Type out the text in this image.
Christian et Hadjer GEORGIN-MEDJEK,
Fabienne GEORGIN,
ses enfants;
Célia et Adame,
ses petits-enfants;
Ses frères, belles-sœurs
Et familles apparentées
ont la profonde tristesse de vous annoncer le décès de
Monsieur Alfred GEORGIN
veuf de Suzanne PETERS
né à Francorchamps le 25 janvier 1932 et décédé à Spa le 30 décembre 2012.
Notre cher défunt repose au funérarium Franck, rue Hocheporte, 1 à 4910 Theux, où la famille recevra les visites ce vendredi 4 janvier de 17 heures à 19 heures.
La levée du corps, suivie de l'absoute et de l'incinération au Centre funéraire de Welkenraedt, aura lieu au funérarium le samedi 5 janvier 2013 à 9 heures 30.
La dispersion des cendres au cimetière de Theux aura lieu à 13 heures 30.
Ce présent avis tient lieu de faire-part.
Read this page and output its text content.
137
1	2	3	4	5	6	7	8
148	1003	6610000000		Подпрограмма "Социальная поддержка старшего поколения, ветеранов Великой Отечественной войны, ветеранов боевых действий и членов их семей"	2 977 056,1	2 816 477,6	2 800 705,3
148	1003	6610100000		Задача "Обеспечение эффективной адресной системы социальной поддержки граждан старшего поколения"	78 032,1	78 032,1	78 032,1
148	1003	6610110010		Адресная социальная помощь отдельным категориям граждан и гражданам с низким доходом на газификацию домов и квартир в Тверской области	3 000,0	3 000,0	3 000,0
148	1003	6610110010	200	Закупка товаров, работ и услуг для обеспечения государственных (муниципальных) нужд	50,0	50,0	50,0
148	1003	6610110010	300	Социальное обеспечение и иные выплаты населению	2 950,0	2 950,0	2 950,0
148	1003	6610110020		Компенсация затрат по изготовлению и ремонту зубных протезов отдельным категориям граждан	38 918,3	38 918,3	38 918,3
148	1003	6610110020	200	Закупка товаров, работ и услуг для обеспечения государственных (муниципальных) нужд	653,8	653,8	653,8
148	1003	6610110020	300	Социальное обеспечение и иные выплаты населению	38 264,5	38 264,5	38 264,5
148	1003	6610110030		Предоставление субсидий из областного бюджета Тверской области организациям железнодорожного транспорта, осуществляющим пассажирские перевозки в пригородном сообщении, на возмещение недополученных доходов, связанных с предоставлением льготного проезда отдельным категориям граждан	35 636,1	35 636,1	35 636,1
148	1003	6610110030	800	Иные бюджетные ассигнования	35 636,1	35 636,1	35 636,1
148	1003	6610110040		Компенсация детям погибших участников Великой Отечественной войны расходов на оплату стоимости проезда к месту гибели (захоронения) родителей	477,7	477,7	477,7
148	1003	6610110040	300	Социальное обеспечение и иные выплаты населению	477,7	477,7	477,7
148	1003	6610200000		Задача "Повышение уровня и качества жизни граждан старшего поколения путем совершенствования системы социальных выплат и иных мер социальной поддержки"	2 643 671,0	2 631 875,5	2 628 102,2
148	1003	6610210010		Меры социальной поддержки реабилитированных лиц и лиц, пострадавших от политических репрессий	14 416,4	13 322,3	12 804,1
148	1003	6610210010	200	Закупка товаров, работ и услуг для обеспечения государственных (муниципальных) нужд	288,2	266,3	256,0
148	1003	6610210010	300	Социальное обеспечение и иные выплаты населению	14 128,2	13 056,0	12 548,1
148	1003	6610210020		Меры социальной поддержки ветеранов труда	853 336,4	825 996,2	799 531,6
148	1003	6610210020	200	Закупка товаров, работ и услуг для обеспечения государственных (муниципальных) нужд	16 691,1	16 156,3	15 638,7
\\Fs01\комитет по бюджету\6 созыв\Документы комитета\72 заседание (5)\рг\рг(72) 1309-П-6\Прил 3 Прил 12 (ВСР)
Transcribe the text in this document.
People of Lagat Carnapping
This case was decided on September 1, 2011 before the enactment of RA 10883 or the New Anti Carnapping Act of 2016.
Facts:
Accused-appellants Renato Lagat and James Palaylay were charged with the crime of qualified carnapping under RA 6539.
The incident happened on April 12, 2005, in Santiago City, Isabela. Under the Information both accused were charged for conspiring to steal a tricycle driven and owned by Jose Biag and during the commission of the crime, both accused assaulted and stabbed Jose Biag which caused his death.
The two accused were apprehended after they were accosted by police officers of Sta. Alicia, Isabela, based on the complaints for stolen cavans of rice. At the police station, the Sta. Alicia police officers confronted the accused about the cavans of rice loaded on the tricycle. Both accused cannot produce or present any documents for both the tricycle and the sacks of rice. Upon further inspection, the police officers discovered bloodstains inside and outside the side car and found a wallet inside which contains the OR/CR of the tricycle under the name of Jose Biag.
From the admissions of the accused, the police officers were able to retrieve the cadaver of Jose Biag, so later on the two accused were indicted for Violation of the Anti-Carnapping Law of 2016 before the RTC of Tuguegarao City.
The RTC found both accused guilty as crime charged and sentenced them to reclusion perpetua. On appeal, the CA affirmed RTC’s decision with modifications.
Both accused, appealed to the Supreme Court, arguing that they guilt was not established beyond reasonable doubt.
---+---
== What you are asked to do ==
Your task is to return the full listing exactly as it was given.

== Final result ==
Type out the text in this image.
Christian et Hadjer GEORGIN-MEDJEK,
Fabienne GEORGIN,
ses enfants;
Célia et Adame,
ses petits-enfants;
Ses frères, belles-sœurs
Et familles apparentées
ont la profonde tristesse de vous annoncer le décès de
Monsieur Alfred GEORGIN
veuf de Suzanne PETERS
né à Francorchamps le 25 janvier 1932 et décédé à Spa le 30 décembre 2012.
Notre cher défunt repose au funérarium Franck, rue Hocheporte, 1 à 4910 Theux, où la famille recevra les visites ce vendredi 4 janvier de 17 heures à 19 heures.
La levée du corps, suivie de l'absoute et de l'incinération au Centre funéraire de Welkenraedt, aura lieu au funérarium le samedi 5 janvier 2013 à 9 heures 30.
La dispersion des cendres au cimetière de Theux aura lieu à 13 heures 30.
Ce présent avis tient lieu de faire-part.
Read this page and output its text content.
137
1	2	3	4	5	6	7	8
148	1003	6610000000		Подпрограмма "Социальная поддержка старшего поколения, ветеранов Великой Отечественной войны, ветеранов боевых действий и членов их семей"	2 977 056,1	2 816 477,6	2 800 705,3
148	1003	6610100000		Задача "Обеспечение эффективной адресной системы социальной поддержки граждан старшего поколения"	78 032,1	78 032,1	78 032,1
148	1003	6610110010		Адресная социальная помощь отдельным категориям граждан и гражданам с низким доходом на газификацию домов и квартир в Тверской области	3 000,0	3 000,0	3 000,0
148	1003	6610110010	200	Закупка товаров, работ и услуг для обеспечения государственных (муниципальных) нужд	50,0	50,0	50,0
148	1003	6610110010	300	Социальное обеспечение и иные выплаты населению	2 950,0	2 950,0	2 950,0
148	1003	6610110020		Компенсация затрат по изготовлению и ремонту зубных протезов отдельным категориям граждан	38 918,3	38 918,3	38 918,3
148	1003	6610110020	200	Закупка товаров, работ и услуг для обеспечения государственных (муниципальных) нужд	653,8	653,8	653,8
148	1003	6610110020	300	Социальное обеспечение и иные выплаты населению	38 264,5	38 264,5	38 264,5
148	1003	6610110030		Предоставление субсидий из областного бюджета Тверской области организациям железнодорожного транспорта, осуществляющим пассажирские перевозки в пригородном сообщении, на возмещение недополученных доходов, связанных с предоставлением льготного проезда отдельным категориям граждан	35 636,1	35 636,1	35 636,1
148	1003	6610110030	800	Иные бюджетные ассигнования	35 636,1	35 636,1	35 636,1
148	1003	6610110040		Компенсация детям погибших участников Великой Отечественной войны расходов на оплату стоимости проезда к месту гибели (захоронения) родителей	477,7	477,7	477,7
148	1003	6610110040	300	Социальное обеспечение и иные выплаты населению	477,7	477,7	477,7
148	1003	6610200000		Задача "Повышение уровня и качества жизни граждан старшего поколения путем совершенствования системы социальных выплат и иных мер социальной поддержки"	2 643 671,0	2 631 875,5	2 628 102,2
148	1003	6610210010		Меры социальной поддержки реабилитированных лиц и лиц, пострадавших от политических репрессий	14 416,4	13 322,3	12 804,1
148	1003	6610210010	200	Закупка товаров, работ и услуг для обеспечения государственных (муниципальных) нужд	288,2	266,3	256,0
148	1003	6610210010	300	Социальное обеспечение и иные выплаты населению	14 128,2	13 056,0	12 548,1
148	1003	6610210020		Меры социальной поддержки ветеранов труда	853 336,4	825 996,2	799 531,6
148	1003	6610210020	200	Закупка товаров, работ и услуг для обеспечения государственных (муниципальных) нужд	16 691,1	16 156,3	15 638,7
\\Fs01\комитет по бюджету\6 созыв\Документы комитета\72 заседание (5)\рг\рг(72) 1309-П-6\Прил 3 Прил 12 (ВСР)
Transcribe the text in this document.
People of Lagat Carnapping
This case was decided on September 1, 2011 before the enactment of RA 10883 or the New Anti Carnapping Act of 2016.
Facts:
Accused-appellants Renato Lagat and James Palaylay were charged with the crime of qualified carnapping under RA 6539.
The incident happened on April 12, 2005, in Santiago City, Isabela. Under the Information both accused were charged for conspiring to steal a tricycle driven and owned by Jose Biag and during the commission of the crime, both accused assaulted and stabbed Jose Biag which caused his death.
The two accused were apprehended after they were accosted by police officers of Sta. Alicia, Isabela, based on the complaints for stolen cavans of rice. At the police station, the Sta. Alicia police officers confronted the accused about the cavans of rice loaded on the tricycle. Both accused cannot produce or present any documents for both the tricycle and the sacks of rice. Upon further inspection, the police officers discovered bloodstains inside and outside the side car and found a wallet inside which contains the OR/CR of the tricycle under the name of Jose Biag.
From the admissions of the accused, the police officers were able to retrieve the cadaver of Jose Biag, so later on the two accused were indicted for Violation of the Anti-Carnapping Law of 2016 before the RTC of Tuguegarao City.
The RTC found both accused guilty as crime charged and sentenced them to reclusion perpetua. On appeal, the CA affirmed RTC’s decision with modifications.
Both accused, appealed to the Supreme Court, arguing that they guilt was not established beyond reasonable doubt.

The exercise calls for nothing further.